_Directive_.
A verbatim copy of the records is required, with all pictures left out.

____

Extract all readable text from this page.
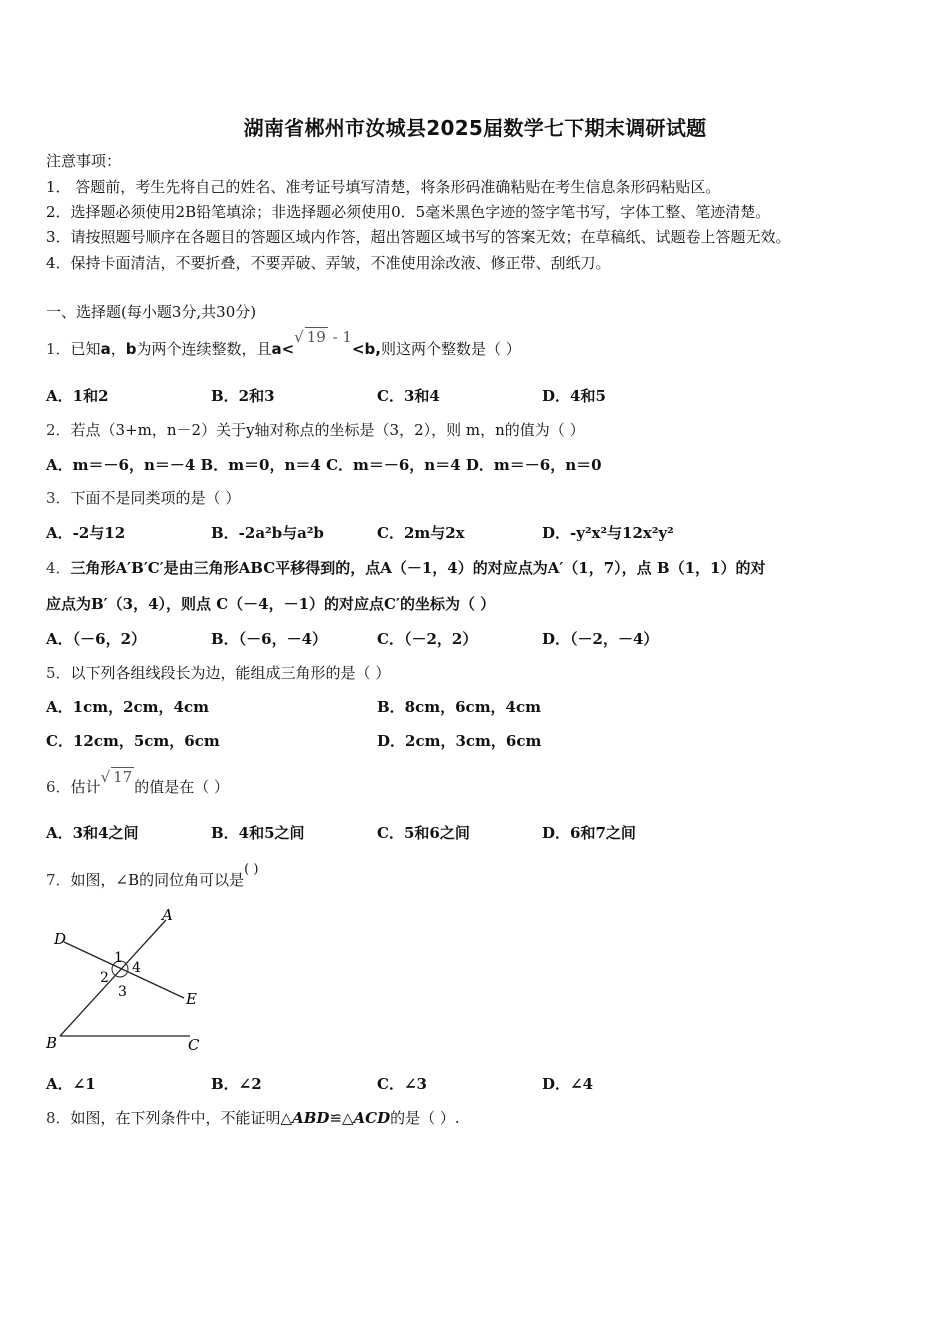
湖南省郴州市汝城县2025届数学七下期末调研试题
注意事项：
1． 答题前，考生先将自己的姓名、准考证号填写清楚，将条形码准确粘贴在考生信息条形码粘贴区。
2．选择题必须使用2B铅笔填涂；非选择题必须使用0．5毫米黑色字迹的签字笔书写，字体工整、笔迹清楚。
3．请按照题号顺序在各题目的答题区域内作答，超出答题区域书写的答案无效；在草稿纸、试题卷上答题无效。
4．保持卡面清洁，不要折叠，不要弄破、弄皱，不准使用涂改液、修正带、刮纸刀。
一、选择题(每小题3分,共30分)
1．已知a，b为两个连续整数，且a<√ 19 - 1<b,则这两个整数是（ ）
A．1和2	B．2和3	C．3和4	D．4和5
2．若点（3+m，n－2）关于y轴对称点的坐标是（3，2），则 m，n的值为（ ）
A．m＝－6，n＝－4 B．m＝0，n＝4 C．m＝－6，n＝4 D．m＝－6，n＝0
3．下面不是同类项的是（ ）
A．-2与12	B．-2a²b与a²b	C．2m与2x	D．-y²x²与12x²y²
4．三角形A′B′C′是由三角形ABC平移得到的，点A（－1，4）的对应点为A′（1，7），点 B（1，1）的对
应点为B′（3，4），则点 C（－4，－1）的对应点C′的坐标为（ ）
A．（－6，2）	B．（－6，－4）	C．（－2，2）	D．（－2，－4）
5．以下列各组线段长为边，能组成三角形的是（ ）
A．1cm，2cm，4cm	B．8cm，6cm，4cm
C．12cm，5cm，6cm	D．2cm，3cm，6cm
6．估计√ 17的值是在（ ）
A．3和4之间	B．4和5之间	C．5和6之间	D．6和7之间
7．如图，∠B的同位角可以是( )
A
B	C
D
E
1
2
3
4
A．∠1	B．∠2	C．∠3	D．∠4
8．如图，在下列条件中，不能证明△ABD≌△ACD的是（ ）.
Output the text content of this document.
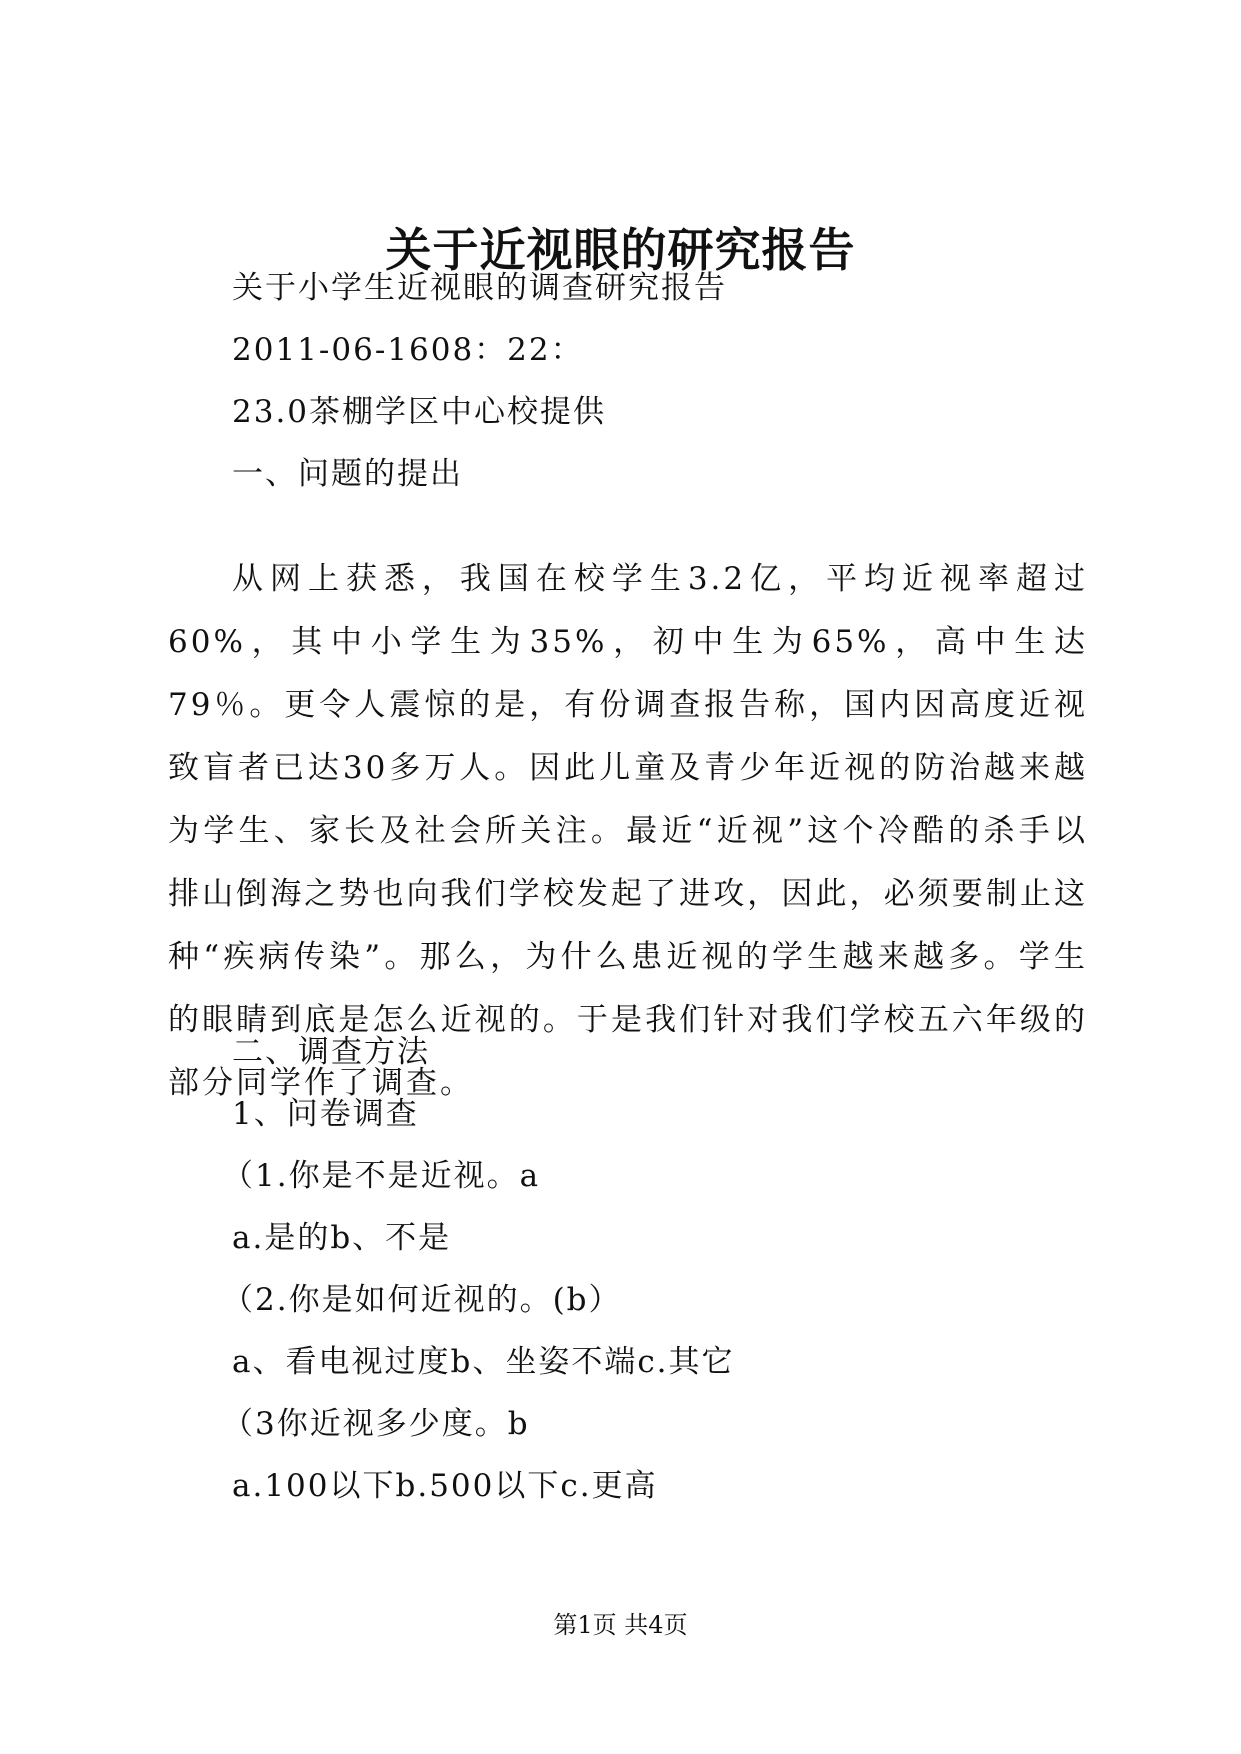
关于近视眼的研究报告
关于小学生近视眼的调查研究报告
2011-06-1608：22：
23.0茶棚学区中心校提供
一、问题的提出
从网上获悉，我国在校学生3.2亿，平均近视率超过60%，其中小学生为35%，初中生为65%，高中生达79％。更令人震惊的是，有份调查报告称，国内因高度近视致盲者已达30多万人。因此儿童及青少年近视的防治越来越为学生、家长及社会所关注。最近“近视”这个冷酷的杀手以排山倒海之势也向我们学校发起了进攻，因此，必须要制止这种“疾病传染”。那么，为什么患近视的学生越来越多。学生的眼睛到底是怎么近视的。于是我们针对我们学校五六年级的部分同学作了调查。
二、调查方法
1、问卷调查
（1.你是不是近视。a
a.是的b、不是
（2.你是如何近视的。(b）
a、看电视过度b、坐姿不端c.其它
（3你近视多少度。b
a.100以下b.500以下c.更高
第1页 共4页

____

_The completed task_.
Extract all readable text from this page.
湖南省郴州市汝城县2025届数学七下期末调研试题
注意事项：
1． 答题前，考生先将自己的姓名、准考证号填写清楚，将条形码准确粘贴在考生信息条形码粘贴区。
2．选择题必须使用2B铅笔填涂；非选择题必须使用0．5毫米黑色字迹的签字笔书写，字体工整、笔迹清楚。
3．请按照题号顺序在各题目的答题区域内作答，超出答题区域书写的答案无效；在草稿纸、试题卷上答题无效。
4．保持卡面清洁，不要折叠，不要弄破、弄皱，不准使用涂改液、修正带、刮纸刀。
一、选择题(每小题3分,共30分)
1．已知a，b为两个连续整数，且a<√ 19 - 1<b,则这两个整数是（ ）
A．1和2	B．2和3	C．3和4	D．4和5
2．若点（3+m，n－2）关于y轴对称点的坐标是（3，2），则 m，n的值为（ ）
A．m＝－6，n＝－4 B．m＝0，n＝4 C．m＝－6，n＝4 D．m＝－6，n＝0
3．下面不是同类项的是（ ）
A．-2与12	B．-2a²b与a²b	C．2m与2x	D．-y²x²与12x²y²
4．三角形A′B′C′是由三角形ABC平移得到的，点A（－1，4）的对应点为A′（1，7），点 B（1，1）的对
应点为B′（3，4），则点 C（－4，－1）的对应点C′的坐标为（ ）
A．（－6，2）	B．（－6，－4）	C．（－2，2）	D．（－2，－4）
5．以下列各组线段长为边，能组成三角形的是（ ）
A．1cm，2cm，4cm	B．8cm，6cm，4cm
C．12cm，5cm，6cm	D．2cm，3cm，6cm
6．估计√ 17的值是在（ ）
A．3和4之间	B．4和5之间	C．5和6之间	D．6和7之间
7．如图，∠B的同位角可以是( )
A
B	C
D
E
1
2
3
4
A．∠1	B．∠2	C．∠3	D．∠4
8．如图，在下列条件中，不能证明△ABD≌△ACD的是（ ）.
Output the text content of this document.
关于近视眼的研究报告
关于小学生近视眼的调查研究报告
2011-06-1608：22：
23.0茶棚学区中心校提供
一、问题的提出
从网上获悉，我国在校学生3.2亿，平均近视率超过60%，其中小学生为35%，初中生为65%，高中生达79％。更令人震惊的是，有份调查报告称，国内因高度近视致盲者已达30多万人。因此儿童及青少年近视的防治越来越为学生、家长及社会所关注。最近“近视”这个冷酷的杀手以排山倒海之势也向我们学校发起了进攻，因此，必须要制止这种“疾病传染”。那么，为什么患近视的学生越来越多。学生的眼睛到底是怎么近视的。于是我们针对我们学校五六年级的部分同学作了调查。
二、调查方法
1、问卷调查
（1.你是不是近视。a
a.是的b、不是
（2.你是如何近视的。(b）
a、看电视过度b、坐姿不端c.其它
（3你近视多少度。b
a.100以下b.500以下c.更高
第1页 共4页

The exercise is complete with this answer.